Challenge:
Arrange as a JSON list of strings the lines of the items below, beginning at the line that contains "Bar: [178, 265, 196, 288]" and stopping after the line that contains "Bar: [169, 271, 187, 288]". Give one string per line, omit blank lines, and include nothing else.

Region annotation records:
○ ○ ○ ○

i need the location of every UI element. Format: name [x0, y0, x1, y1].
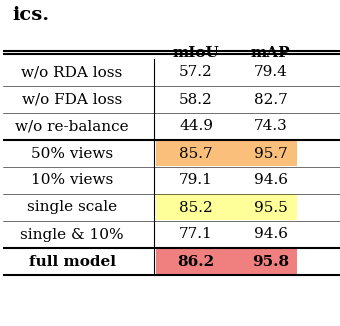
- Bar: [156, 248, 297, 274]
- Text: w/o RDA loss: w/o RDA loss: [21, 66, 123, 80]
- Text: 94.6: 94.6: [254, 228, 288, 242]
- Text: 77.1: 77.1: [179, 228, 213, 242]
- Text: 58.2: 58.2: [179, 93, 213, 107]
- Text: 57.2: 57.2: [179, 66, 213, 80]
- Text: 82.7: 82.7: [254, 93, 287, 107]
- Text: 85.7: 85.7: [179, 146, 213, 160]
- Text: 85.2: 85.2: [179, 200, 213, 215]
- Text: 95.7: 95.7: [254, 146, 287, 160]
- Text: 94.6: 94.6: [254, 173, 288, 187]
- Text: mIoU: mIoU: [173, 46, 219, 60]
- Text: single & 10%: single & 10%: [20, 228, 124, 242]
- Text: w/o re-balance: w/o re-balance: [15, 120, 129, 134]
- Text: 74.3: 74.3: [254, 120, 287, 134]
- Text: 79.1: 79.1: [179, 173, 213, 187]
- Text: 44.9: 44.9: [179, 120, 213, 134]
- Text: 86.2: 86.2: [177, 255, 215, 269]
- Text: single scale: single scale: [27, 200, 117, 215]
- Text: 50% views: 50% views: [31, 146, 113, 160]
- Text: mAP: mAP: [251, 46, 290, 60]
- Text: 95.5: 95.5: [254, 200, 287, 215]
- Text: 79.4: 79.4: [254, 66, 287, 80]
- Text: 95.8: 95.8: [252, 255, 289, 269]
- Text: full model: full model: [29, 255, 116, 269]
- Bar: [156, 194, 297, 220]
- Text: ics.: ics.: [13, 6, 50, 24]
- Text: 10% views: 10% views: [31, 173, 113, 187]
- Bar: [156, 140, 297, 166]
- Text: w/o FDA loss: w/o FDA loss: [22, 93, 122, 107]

○ ○ ○ ○

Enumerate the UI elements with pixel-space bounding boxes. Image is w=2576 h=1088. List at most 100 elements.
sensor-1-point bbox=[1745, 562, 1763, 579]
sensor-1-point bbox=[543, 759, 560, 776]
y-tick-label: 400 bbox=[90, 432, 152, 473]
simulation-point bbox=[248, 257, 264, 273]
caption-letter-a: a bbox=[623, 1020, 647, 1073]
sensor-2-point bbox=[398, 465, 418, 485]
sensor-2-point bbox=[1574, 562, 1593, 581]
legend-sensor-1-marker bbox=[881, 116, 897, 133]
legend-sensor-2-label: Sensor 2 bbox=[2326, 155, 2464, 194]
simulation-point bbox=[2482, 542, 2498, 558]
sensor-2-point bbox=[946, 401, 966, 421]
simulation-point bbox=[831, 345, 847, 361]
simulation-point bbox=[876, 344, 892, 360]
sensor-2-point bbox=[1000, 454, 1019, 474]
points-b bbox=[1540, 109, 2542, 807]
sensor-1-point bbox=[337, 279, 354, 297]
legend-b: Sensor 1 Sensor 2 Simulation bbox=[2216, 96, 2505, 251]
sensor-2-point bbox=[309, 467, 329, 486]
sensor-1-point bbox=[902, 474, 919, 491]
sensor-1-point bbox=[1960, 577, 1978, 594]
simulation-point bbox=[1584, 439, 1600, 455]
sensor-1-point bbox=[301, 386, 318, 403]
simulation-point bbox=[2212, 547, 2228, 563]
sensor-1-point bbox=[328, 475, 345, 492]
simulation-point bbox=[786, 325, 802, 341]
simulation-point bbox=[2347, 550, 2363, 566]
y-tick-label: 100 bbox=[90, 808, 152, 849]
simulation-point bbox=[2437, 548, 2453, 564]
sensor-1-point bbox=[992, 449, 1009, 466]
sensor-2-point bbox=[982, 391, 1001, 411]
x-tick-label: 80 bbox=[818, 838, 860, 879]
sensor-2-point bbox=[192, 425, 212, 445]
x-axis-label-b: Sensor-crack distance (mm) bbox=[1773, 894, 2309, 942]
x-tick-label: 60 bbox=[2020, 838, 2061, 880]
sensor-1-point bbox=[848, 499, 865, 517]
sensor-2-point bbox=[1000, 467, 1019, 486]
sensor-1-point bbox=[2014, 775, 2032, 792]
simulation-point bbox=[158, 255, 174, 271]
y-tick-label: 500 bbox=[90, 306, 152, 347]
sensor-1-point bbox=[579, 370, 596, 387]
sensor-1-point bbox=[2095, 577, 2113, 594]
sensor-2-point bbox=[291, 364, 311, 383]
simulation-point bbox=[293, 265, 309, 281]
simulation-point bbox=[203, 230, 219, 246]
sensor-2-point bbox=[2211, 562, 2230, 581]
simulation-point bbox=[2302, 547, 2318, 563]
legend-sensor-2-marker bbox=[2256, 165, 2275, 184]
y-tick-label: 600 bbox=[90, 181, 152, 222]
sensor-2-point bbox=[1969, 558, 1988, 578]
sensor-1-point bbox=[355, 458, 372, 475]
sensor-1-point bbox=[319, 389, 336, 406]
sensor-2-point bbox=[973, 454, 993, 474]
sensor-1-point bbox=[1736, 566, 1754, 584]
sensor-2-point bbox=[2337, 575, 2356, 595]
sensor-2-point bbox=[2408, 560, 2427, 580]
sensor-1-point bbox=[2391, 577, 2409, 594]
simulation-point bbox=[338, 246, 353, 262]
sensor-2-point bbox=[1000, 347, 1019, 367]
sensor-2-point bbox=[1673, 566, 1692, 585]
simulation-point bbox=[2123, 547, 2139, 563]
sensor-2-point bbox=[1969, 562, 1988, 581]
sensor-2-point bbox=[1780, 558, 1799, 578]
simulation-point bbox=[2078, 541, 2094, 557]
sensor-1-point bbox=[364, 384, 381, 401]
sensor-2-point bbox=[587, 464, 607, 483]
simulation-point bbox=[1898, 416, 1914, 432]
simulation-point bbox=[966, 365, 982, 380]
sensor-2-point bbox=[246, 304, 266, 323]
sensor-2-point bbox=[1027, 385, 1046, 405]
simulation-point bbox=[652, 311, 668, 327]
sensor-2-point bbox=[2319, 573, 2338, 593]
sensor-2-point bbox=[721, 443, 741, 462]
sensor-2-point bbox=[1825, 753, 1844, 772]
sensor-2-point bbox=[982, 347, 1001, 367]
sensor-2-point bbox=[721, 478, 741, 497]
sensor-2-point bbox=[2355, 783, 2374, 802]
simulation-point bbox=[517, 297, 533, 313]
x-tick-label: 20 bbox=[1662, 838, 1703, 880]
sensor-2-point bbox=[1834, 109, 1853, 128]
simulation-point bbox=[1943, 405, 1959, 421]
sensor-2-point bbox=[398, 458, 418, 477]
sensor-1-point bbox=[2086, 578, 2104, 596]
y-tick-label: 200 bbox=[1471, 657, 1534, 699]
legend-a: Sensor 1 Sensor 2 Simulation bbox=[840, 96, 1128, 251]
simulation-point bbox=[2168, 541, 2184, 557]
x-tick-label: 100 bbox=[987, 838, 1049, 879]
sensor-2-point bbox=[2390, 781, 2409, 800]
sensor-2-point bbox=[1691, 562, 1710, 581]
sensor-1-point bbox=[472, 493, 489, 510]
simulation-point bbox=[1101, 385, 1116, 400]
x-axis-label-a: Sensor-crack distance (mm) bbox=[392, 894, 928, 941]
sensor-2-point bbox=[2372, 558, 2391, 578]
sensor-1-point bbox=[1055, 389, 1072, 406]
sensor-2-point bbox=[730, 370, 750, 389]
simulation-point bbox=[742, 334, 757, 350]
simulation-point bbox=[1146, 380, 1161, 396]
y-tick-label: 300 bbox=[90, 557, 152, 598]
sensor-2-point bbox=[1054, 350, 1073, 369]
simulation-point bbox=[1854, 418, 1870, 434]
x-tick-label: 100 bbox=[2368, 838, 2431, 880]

○ ○ ○ ○

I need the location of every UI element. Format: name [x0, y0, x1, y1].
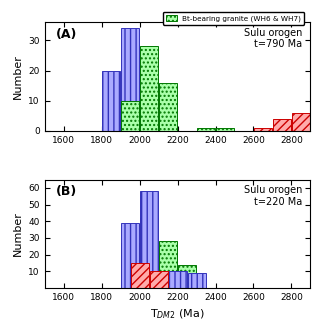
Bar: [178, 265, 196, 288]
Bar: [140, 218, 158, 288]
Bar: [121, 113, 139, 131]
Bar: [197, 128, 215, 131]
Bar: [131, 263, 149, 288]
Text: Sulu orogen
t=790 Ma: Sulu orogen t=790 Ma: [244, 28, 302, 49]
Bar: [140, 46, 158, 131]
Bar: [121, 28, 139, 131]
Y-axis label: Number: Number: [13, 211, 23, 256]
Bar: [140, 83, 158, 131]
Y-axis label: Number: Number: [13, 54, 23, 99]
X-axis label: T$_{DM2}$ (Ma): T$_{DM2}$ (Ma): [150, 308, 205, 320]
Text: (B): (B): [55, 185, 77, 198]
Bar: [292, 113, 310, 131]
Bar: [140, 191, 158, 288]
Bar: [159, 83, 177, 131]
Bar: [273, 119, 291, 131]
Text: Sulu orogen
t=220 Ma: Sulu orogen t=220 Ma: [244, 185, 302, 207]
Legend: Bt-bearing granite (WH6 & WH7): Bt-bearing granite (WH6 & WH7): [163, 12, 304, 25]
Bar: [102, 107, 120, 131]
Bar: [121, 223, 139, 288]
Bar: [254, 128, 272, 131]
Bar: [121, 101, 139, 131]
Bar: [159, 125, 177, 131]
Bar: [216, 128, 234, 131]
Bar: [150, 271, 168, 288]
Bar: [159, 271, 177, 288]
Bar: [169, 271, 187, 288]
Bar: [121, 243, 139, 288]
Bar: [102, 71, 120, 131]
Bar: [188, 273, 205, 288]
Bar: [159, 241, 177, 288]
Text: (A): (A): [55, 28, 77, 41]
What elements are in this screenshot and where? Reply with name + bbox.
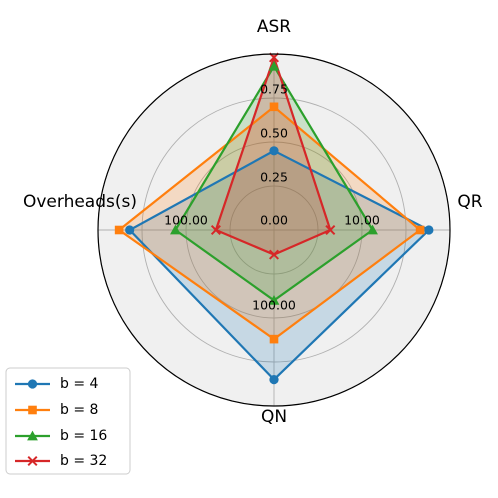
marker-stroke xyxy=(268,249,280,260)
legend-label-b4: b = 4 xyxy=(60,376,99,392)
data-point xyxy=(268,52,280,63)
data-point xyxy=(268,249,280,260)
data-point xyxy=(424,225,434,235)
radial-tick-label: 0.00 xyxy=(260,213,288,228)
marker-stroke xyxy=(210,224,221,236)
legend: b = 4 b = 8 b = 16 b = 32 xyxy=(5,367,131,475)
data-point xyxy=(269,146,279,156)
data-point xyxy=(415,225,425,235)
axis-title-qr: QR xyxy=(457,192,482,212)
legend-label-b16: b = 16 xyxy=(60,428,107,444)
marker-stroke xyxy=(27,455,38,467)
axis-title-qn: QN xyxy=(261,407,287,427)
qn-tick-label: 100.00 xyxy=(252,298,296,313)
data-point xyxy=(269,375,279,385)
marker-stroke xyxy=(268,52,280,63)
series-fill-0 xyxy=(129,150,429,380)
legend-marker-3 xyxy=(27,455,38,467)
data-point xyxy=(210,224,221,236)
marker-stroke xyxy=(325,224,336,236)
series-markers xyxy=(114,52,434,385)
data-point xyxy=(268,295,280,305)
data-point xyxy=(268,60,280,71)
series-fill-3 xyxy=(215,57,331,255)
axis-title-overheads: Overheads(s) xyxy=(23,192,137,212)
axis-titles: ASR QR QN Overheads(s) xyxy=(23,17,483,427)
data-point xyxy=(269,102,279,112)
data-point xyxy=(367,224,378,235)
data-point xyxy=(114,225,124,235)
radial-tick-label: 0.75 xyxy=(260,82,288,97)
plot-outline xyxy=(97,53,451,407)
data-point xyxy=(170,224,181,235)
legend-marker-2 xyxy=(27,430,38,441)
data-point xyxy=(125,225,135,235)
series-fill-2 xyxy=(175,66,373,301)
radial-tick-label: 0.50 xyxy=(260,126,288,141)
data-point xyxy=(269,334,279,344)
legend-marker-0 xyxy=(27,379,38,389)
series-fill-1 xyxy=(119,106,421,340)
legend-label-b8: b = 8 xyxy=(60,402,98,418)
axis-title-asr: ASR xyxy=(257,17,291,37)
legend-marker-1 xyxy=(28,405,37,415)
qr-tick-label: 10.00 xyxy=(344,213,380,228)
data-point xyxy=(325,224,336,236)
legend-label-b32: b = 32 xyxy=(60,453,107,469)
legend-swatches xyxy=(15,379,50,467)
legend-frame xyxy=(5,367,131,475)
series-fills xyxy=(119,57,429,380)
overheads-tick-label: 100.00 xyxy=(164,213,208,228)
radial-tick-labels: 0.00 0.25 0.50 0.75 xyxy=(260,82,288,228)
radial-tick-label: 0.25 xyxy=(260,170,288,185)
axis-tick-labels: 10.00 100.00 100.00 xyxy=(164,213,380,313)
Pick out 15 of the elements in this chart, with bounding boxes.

○ ○ ○ ○

Answer for the task:
[
  "Bar: [178, 265, 196, 288]",
  "Bar: [140, 218, 158, 288]",
  "Bar: [121, 113, 139, 131]",
  "Bar: [197, 128, 215, 131]",
  "Bar: [131, 263, 149, 288]",
  "Text: Sulu orogen",
  "t=790 Ma: Sulu orogen t=790 Ma: [244, 28, 302, 49]",
  "Bar: [140, 46, 158, 131]",
  "Bar: [121, 28, 139, 131]",
  "Y-axis label: Number: Number: [13, 211, 23, 256]",
  "Bar: [140, 83, 158, 131]",
  "Y-axis label: Number: Number: [13, 54, 23, 99]",
  "X-axis label: T$_{DM2}$ (Ma): T$_{DM2}$ (Ma): [150, 308, 205, 320]",
  "Text: (B): (B): [55, 185, 77, 198]",
  "Bar: [292, 113, 310, 131]",
  "Bar: [140, 191, 158, 288]",
  "Bar: [159, 83, 177, 131]",
  "Bar: [273, 119, 291, 131]",
  "Text: Sulu orogen",
  "t=220 Ma: Sulu orogen t=220 Ma: [244, 185, 302, 207]",
  "Legend: Bt-bearing granite (WH6 & WH7): Bt-bearing granite (WH6 & WH7): [163, 12, 304, 25]",
  "Bar: [102, 107, 120, 131]",
  "Bar: [121, 223, 139, 288]",
  "Bar: [254, 128, 272, 131]",
  "Bar: [121, 101, 139, 131]",
  "Bar: [159, 125, 177, 131]",
  "Bar: [216, 128, 234, 131]",
  "Bar: [150, 271, 168, 288]",
  "Bar: [159, 271, 177, 288]",
  "Bar: [169, 271, 187, 288]"
]